- Objective -
Report the count of lines containing the word "stacked" in the entries below, and nothing more.

==*==

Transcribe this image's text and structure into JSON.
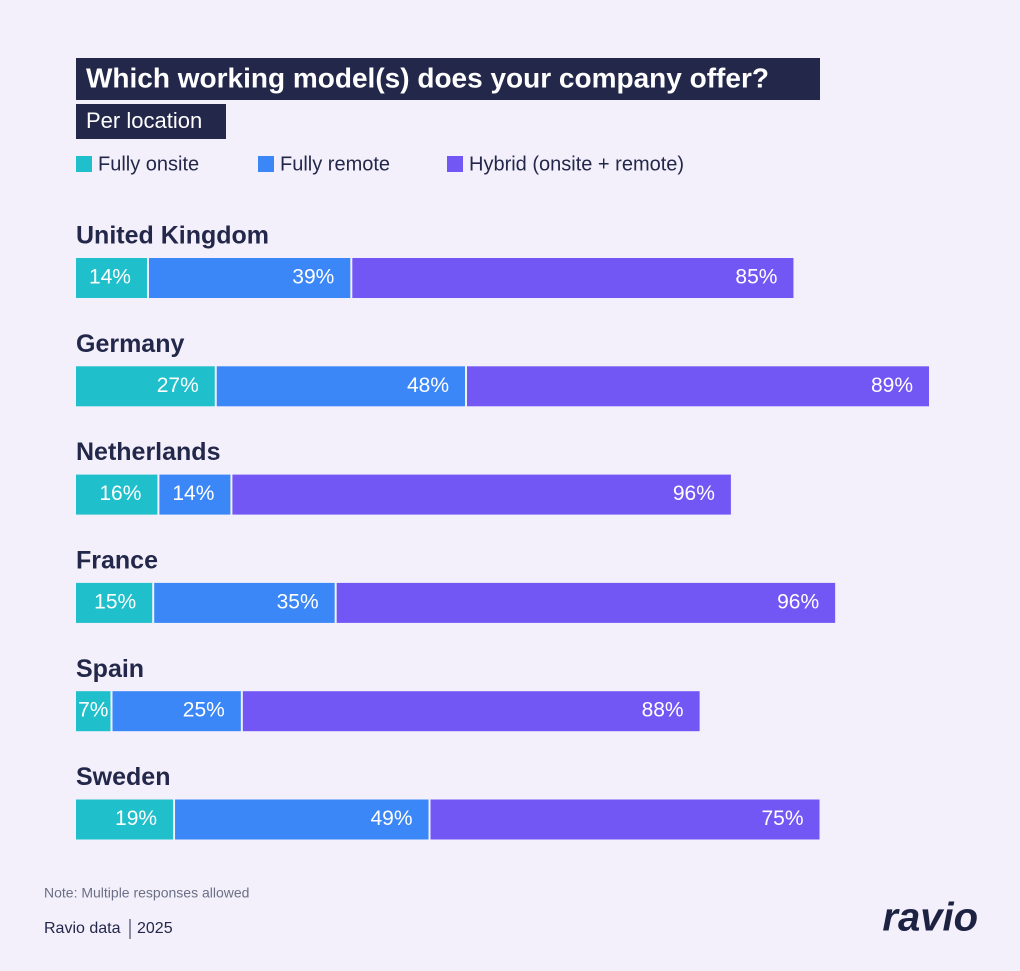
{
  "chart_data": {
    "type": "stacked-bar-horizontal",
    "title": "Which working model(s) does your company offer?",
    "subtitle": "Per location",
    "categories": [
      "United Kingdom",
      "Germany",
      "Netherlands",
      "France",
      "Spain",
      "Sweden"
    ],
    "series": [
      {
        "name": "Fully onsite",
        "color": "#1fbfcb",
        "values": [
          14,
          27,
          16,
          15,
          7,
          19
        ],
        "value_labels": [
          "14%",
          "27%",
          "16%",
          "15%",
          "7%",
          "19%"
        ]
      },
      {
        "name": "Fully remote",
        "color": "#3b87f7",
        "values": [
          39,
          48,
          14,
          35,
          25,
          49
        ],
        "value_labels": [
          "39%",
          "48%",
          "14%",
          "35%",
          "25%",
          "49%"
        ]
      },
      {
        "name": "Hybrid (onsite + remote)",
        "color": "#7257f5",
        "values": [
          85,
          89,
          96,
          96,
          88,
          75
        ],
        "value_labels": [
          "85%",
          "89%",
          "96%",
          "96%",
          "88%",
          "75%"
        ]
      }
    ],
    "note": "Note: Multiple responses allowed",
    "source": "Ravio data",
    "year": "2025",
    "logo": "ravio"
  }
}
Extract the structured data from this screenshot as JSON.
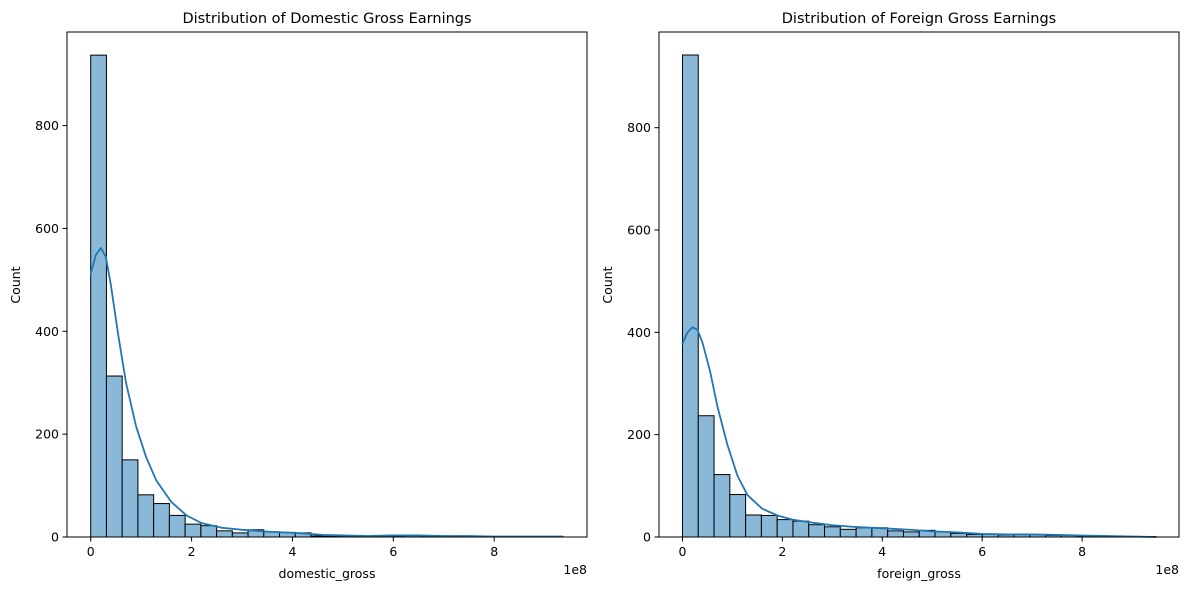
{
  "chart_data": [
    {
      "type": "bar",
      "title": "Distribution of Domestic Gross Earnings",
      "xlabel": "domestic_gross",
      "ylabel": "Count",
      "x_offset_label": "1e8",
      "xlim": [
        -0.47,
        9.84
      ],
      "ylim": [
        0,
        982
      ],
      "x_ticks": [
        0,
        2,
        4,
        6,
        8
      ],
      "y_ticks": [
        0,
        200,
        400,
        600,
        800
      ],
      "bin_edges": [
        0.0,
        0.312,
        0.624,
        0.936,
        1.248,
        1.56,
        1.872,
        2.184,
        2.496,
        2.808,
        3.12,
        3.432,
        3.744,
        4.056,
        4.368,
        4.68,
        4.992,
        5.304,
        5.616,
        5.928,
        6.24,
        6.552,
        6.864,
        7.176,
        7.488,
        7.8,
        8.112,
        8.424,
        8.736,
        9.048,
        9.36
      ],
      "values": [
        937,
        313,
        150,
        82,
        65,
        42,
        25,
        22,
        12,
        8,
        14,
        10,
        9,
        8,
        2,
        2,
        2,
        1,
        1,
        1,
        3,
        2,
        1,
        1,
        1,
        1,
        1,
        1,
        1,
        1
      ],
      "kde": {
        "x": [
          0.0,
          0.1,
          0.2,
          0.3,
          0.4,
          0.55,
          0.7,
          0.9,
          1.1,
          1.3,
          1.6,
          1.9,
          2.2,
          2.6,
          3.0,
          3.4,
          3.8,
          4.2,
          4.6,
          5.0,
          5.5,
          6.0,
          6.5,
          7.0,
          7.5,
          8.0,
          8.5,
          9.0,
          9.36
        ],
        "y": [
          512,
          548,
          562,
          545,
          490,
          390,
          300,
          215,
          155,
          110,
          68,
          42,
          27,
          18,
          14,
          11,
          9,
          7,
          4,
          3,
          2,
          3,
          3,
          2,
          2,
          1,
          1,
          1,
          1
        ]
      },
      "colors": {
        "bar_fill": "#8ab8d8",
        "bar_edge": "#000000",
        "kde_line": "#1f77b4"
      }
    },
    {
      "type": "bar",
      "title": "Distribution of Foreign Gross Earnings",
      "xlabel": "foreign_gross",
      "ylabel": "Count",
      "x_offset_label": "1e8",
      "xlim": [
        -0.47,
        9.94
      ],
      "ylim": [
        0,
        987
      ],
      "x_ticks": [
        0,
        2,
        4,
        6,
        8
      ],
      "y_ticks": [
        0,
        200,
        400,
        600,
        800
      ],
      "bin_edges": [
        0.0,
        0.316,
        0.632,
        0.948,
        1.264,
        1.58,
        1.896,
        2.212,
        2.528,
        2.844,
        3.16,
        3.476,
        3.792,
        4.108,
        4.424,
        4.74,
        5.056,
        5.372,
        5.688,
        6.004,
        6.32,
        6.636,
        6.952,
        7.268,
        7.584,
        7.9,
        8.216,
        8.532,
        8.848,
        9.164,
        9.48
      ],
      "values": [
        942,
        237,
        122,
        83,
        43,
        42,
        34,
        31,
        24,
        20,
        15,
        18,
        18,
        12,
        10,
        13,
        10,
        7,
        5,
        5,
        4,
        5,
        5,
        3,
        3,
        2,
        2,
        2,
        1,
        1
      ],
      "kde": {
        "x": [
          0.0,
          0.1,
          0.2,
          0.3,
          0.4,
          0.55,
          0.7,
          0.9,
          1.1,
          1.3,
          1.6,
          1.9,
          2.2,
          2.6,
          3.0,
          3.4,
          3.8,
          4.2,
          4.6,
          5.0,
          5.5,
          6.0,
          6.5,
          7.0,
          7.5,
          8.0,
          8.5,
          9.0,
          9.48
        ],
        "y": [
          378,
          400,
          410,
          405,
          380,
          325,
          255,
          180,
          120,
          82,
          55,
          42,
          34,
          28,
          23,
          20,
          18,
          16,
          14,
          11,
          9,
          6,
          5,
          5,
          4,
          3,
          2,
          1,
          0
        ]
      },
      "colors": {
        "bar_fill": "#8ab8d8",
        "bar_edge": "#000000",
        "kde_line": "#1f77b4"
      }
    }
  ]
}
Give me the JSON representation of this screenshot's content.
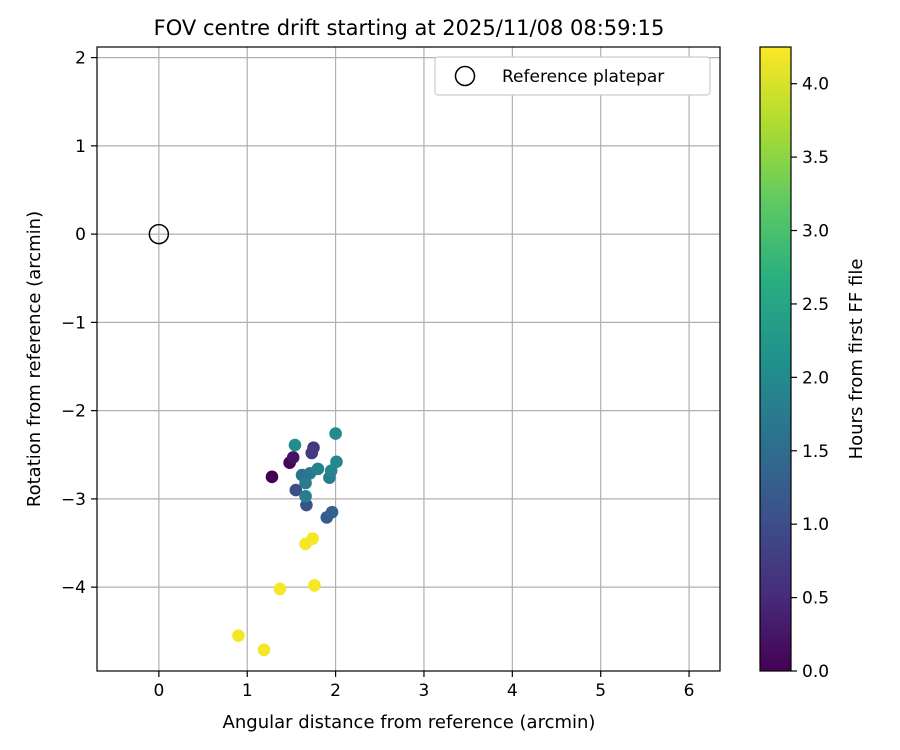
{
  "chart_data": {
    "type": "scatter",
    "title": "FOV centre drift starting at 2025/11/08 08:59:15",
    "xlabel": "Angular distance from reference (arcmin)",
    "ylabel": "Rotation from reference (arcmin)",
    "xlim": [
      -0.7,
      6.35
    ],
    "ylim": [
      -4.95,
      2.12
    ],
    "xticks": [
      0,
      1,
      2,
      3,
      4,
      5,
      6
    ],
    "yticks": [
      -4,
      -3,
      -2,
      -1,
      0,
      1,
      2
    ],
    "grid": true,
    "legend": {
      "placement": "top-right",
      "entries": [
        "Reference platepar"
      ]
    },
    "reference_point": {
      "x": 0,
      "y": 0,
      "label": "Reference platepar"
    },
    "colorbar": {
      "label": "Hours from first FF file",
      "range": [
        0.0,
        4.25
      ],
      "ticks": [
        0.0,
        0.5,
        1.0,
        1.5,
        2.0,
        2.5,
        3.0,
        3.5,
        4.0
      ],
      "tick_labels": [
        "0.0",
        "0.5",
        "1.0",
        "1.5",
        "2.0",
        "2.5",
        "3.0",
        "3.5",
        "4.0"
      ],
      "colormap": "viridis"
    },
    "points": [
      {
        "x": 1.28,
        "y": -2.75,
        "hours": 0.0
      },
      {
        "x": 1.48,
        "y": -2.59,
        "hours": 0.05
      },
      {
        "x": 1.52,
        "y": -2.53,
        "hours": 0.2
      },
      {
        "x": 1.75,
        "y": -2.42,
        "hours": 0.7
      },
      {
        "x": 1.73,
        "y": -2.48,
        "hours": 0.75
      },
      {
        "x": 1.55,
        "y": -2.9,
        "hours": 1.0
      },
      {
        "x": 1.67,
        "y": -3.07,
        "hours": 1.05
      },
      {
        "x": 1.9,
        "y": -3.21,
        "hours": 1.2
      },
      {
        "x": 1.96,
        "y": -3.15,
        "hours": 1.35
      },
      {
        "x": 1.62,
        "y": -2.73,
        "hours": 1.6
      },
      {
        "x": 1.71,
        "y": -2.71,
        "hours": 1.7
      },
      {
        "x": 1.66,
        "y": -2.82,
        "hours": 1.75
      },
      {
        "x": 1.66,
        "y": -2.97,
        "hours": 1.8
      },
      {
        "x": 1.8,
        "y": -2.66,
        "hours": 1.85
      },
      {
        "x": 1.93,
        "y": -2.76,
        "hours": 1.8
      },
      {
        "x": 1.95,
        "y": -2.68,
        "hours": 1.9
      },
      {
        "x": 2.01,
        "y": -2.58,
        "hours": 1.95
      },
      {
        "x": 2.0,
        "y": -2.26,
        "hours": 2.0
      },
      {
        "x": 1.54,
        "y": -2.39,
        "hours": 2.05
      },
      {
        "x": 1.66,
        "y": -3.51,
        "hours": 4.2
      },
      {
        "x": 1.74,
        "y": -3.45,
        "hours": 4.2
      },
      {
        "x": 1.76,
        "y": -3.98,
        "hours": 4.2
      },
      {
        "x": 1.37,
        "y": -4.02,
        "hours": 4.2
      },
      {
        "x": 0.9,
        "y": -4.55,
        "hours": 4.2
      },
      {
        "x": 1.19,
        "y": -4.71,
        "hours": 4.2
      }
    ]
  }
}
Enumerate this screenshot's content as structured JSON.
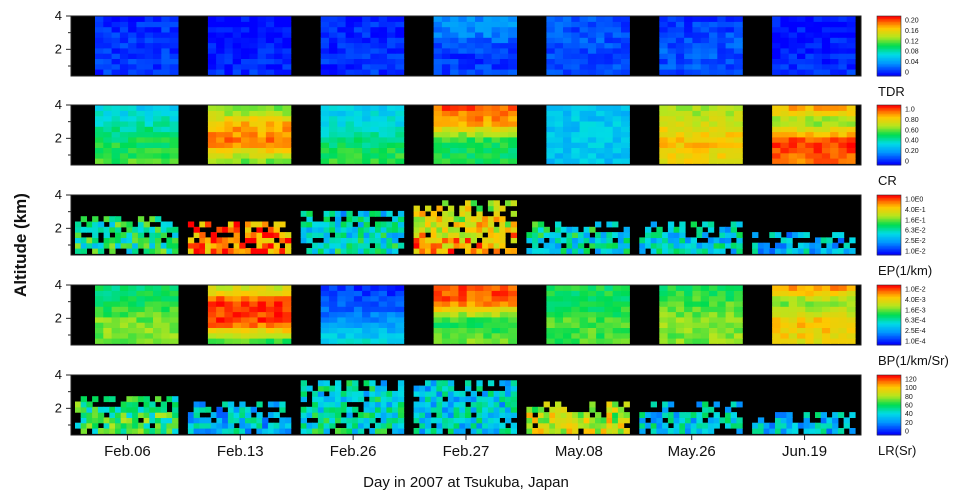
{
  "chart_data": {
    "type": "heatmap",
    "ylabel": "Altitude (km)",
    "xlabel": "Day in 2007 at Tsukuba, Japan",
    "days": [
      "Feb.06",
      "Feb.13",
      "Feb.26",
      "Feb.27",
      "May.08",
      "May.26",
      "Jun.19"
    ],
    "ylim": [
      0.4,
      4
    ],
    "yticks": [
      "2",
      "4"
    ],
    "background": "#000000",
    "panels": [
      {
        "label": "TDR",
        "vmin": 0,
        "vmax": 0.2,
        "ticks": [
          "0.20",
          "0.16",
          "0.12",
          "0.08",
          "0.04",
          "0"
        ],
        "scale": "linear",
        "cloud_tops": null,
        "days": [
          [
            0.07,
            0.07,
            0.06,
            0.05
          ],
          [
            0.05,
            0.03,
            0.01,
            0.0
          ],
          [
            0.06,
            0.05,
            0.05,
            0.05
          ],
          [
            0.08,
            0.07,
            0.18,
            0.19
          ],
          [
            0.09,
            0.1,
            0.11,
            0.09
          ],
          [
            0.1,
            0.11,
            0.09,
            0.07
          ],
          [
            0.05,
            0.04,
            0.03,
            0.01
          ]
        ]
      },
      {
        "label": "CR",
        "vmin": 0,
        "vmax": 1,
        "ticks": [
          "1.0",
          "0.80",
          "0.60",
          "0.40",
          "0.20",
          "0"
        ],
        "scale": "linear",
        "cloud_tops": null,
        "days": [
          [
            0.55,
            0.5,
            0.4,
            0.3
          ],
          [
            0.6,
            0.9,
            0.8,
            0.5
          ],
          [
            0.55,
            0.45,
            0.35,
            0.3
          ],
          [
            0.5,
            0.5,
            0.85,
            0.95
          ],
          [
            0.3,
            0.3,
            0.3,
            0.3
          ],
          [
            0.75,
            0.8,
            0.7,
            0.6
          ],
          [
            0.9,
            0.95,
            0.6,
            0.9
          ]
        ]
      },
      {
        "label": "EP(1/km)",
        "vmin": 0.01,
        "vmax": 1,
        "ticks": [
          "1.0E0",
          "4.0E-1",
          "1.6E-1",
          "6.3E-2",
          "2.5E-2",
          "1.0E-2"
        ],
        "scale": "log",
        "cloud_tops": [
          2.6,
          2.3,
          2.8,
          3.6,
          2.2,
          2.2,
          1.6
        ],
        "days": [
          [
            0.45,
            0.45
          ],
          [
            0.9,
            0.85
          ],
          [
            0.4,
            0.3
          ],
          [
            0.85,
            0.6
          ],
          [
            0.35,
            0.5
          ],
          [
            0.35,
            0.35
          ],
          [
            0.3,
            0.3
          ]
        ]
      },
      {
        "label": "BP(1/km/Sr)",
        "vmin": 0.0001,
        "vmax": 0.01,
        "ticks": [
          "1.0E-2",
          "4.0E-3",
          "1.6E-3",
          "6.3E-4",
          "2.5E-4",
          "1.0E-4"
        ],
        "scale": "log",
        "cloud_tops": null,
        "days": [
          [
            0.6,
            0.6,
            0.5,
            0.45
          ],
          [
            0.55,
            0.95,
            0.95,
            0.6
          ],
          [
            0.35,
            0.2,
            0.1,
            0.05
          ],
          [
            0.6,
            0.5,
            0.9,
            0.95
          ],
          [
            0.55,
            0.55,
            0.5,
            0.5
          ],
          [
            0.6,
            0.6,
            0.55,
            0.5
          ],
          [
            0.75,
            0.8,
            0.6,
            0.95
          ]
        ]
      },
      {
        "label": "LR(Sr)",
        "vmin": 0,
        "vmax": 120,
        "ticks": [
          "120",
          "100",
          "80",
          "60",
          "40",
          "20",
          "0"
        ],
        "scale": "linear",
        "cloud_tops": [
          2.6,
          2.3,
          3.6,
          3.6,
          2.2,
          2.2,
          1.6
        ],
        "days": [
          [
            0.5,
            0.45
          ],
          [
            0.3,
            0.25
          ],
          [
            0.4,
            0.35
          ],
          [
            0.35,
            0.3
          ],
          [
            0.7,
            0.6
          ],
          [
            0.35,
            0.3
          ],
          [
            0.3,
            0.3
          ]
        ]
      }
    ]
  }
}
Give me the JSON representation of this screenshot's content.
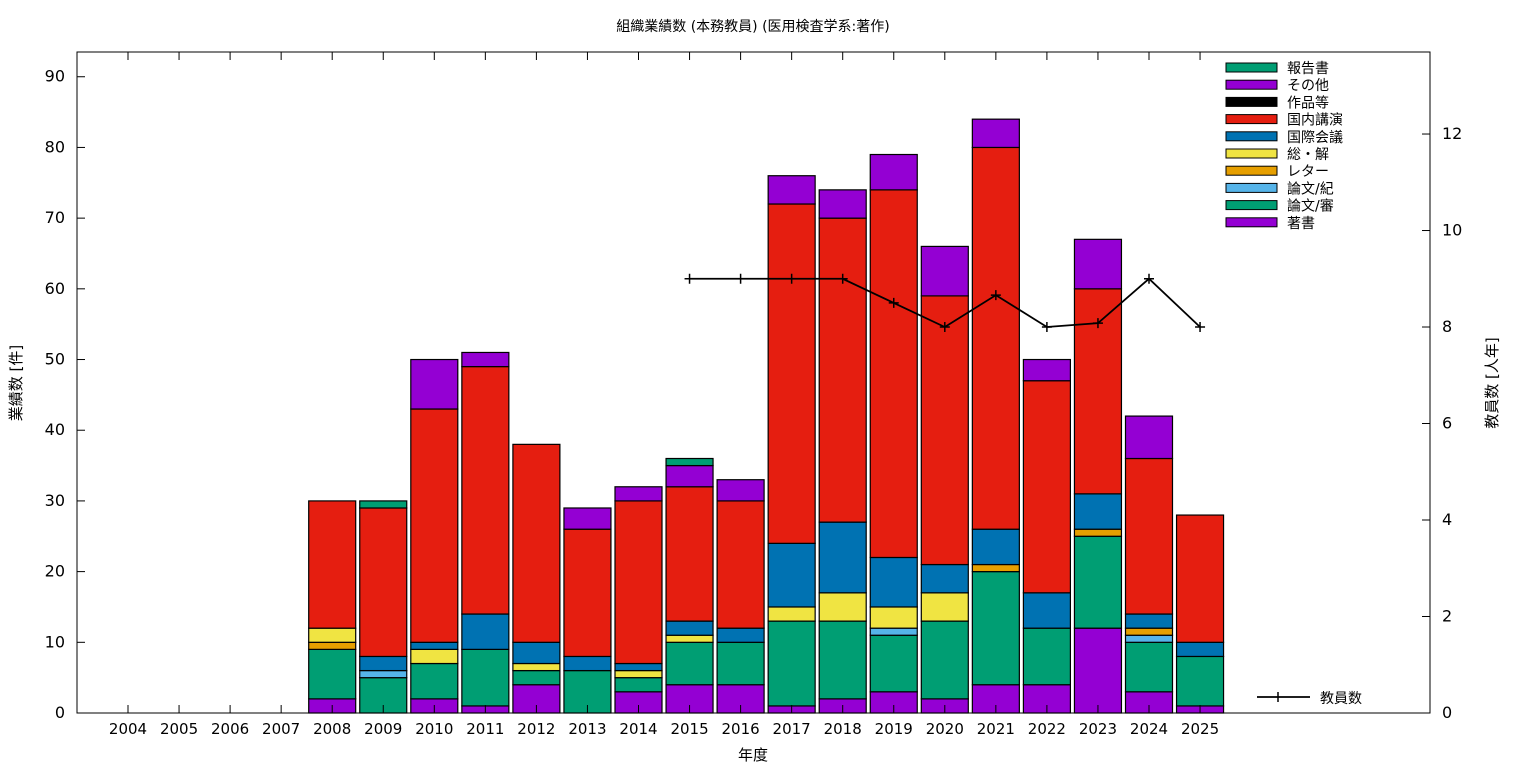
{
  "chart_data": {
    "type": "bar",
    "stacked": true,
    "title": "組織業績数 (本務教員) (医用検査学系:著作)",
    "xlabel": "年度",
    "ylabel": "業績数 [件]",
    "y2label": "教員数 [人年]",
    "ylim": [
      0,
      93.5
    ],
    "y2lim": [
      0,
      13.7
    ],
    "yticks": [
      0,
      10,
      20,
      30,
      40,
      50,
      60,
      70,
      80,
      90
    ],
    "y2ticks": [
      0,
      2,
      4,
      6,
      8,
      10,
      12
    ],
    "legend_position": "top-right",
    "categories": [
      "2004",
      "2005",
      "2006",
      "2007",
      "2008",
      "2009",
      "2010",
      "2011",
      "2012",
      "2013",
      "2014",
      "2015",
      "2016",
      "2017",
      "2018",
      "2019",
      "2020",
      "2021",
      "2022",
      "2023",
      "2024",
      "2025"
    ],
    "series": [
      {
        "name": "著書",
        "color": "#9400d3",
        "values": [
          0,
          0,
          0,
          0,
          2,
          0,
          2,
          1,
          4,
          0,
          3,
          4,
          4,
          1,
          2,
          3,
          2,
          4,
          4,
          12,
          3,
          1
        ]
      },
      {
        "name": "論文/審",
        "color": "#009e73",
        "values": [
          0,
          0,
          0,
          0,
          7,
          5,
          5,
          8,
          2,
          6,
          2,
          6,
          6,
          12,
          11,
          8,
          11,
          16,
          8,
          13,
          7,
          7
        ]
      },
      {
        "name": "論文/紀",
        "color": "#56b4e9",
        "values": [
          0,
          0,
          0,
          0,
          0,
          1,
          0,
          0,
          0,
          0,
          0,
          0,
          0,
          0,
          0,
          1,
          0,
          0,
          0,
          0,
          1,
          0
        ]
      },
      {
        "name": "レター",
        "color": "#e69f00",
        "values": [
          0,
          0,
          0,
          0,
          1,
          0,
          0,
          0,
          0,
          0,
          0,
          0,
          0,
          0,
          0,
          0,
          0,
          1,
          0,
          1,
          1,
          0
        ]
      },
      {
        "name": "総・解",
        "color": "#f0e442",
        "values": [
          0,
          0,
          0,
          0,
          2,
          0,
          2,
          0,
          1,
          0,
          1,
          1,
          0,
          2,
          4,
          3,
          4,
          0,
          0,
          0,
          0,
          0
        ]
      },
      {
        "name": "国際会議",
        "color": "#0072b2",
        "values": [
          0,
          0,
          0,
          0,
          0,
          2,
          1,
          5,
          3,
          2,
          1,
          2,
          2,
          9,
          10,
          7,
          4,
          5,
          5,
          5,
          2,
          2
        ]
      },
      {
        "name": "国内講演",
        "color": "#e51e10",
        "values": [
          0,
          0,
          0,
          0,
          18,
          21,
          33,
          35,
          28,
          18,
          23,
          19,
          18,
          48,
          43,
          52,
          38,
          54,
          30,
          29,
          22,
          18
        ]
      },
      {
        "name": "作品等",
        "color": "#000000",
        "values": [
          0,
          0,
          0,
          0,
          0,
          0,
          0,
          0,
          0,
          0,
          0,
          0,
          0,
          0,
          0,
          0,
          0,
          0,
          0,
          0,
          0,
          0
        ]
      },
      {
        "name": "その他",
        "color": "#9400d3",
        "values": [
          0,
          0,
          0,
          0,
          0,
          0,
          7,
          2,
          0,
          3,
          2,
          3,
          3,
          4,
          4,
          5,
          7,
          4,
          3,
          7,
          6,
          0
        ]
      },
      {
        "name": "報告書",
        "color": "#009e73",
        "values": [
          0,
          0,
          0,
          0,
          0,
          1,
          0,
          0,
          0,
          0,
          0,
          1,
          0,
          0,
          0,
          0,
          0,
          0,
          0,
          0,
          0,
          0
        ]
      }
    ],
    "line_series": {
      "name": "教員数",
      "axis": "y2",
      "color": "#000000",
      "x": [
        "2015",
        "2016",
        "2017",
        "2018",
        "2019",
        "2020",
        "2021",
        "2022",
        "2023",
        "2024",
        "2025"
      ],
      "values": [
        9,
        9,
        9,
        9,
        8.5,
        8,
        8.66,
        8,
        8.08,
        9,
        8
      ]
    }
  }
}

==*==

- Task output -
2